◆ **WHAT IS REQUIRED**: Check each line of the listing for the word "this" and report how many lines contain it, giving nothing but the number.

(Data listing)
* * * * * * * * *

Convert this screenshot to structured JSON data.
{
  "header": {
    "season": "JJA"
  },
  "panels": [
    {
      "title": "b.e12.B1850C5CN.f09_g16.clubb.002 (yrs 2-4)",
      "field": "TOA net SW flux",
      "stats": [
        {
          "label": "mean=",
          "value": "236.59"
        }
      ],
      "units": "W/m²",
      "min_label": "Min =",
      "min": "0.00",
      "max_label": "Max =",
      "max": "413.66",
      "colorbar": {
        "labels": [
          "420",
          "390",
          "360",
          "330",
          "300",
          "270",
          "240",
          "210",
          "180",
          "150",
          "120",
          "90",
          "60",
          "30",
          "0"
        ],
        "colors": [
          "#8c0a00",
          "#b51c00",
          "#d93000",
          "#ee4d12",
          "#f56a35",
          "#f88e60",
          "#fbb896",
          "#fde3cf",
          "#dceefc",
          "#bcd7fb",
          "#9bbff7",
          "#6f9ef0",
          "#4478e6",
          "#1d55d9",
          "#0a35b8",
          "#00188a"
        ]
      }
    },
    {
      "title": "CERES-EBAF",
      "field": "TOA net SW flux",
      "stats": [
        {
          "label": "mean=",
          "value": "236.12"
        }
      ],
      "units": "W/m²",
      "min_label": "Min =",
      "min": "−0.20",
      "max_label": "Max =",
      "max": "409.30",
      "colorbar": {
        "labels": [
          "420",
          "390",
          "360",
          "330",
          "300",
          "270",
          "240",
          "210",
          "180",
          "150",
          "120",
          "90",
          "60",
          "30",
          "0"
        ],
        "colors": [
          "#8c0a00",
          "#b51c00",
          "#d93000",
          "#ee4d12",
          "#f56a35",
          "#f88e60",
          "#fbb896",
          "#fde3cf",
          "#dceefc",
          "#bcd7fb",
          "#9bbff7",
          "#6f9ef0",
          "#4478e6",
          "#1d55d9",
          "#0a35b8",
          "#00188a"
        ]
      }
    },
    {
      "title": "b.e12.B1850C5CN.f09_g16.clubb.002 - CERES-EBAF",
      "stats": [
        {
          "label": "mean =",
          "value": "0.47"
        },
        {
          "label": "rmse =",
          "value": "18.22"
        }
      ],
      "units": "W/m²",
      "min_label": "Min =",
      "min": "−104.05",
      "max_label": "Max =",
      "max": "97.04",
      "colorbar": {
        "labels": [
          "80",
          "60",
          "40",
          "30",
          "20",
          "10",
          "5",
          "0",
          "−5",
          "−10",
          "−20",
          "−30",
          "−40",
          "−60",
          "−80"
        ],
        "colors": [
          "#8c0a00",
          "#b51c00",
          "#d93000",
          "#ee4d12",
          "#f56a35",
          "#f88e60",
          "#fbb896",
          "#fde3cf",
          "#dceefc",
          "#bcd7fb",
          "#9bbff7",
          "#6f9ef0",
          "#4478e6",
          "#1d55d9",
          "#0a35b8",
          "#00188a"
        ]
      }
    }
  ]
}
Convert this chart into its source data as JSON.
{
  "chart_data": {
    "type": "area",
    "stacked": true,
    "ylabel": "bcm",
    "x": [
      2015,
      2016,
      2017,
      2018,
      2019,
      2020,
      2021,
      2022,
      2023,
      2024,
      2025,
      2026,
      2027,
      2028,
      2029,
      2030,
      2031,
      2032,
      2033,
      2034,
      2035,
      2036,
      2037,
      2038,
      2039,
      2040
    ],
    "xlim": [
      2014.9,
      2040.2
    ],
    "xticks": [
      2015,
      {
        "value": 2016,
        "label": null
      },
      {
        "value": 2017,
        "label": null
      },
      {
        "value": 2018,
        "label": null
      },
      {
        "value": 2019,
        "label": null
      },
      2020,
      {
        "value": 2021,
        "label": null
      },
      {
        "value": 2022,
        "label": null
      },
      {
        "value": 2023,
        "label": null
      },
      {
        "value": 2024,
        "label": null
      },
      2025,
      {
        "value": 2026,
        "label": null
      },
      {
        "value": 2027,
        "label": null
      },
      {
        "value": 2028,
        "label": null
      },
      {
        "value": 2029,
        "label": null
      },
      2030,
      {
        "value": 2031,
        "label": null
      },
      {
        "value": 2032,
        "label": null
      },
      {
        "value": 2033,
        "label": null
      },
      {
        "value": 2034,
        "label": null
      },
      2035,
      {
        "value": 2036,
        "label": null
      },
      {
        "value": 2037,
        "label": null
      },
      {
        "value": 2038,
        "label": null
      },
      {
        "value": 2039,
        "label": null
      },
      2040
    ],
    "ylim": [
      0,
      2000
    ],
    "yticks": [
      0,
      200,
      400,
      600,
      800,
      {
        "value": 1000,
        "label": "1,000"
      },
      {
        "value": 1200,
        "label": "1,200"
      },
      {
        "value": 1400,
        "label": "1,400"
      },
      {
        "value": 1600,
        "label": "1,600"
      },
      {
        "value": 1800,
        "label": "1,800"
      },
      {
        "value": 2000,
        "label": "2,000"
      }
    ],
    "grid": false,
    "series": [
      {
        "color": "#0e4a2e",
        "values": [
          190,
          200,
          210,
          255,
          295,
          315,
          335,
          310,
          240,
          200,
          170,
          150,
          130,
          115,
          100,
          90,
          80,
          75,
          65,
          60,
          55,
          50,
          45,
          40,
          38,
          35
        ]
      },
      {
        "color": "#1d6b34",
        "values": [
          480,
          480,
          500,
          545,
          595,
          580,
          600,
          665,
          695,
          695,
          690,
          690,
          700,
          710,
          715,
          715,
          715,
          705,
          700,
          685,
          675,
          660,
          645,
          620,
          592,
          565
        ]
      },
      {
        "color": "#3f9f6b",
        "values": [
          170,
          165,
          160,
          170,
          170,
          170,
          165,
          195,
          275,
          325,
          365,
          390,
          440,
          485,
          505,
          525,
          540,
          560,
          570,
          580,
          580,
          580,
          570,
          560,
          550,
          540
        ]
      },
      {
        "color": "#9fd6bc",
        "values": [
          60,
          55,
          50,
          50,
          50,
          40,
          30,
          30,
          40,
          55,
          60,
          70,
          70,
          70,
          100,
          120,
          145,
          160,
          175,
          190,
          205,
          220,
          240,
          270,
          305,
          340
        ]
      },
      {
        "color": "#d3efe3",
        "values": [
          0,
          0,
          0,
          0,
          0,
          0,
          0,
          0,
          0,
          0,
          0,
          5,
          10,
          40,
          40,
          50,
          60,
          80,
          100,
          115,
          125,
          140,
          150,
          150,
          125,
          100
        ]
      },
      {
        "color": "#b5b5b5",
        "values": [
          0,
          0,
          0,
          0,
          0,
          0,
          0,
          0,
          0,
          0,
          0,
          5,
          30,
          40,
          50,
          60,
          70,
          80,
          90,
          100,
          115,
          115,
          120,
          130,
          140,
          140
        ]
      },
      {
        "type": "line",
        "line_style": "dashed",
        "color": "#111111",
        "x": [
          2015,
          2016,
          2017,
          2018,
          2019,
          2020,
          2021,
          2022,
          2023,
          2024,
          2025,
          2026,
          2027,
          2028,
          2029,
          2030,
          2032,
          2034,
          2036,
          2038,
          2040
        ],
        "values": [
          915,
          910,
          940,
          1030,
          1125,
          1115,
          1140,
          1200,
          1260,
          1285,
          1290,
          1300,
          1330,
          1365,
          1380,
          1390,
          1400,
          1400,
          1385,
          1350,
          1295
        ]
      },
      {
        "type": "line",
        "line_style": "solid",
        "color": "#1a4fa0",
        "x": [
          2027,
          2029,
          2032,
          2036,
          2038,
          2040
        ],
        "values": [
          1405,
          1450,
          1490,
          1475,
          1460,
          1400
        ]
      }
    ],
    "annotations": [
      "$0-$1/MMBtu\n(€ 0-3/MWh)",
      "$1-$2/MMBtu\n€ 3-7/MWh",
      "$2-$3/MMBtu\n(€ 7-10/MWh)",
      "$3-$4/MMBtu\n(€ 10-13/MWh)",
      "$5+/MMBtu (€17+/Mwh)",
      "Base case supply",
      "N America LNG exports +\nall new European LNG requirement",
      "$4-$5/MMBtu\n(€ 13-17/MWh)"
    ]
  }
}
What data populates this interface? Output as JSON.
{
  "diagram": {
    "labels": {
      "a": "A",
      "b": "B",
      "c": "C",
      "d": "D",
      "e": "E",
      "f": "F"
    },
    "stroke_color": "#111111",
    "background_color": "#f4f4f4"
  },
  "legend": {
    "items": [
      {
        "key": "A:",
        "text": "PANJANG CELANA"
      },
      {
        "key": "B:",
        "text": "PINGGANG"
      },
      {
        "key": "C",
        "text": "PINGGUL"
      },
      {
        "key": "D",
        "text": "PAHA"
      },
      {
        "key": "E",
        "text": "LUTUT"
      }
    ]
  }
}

* * * * * * * * *

◆ **REPLY**: 3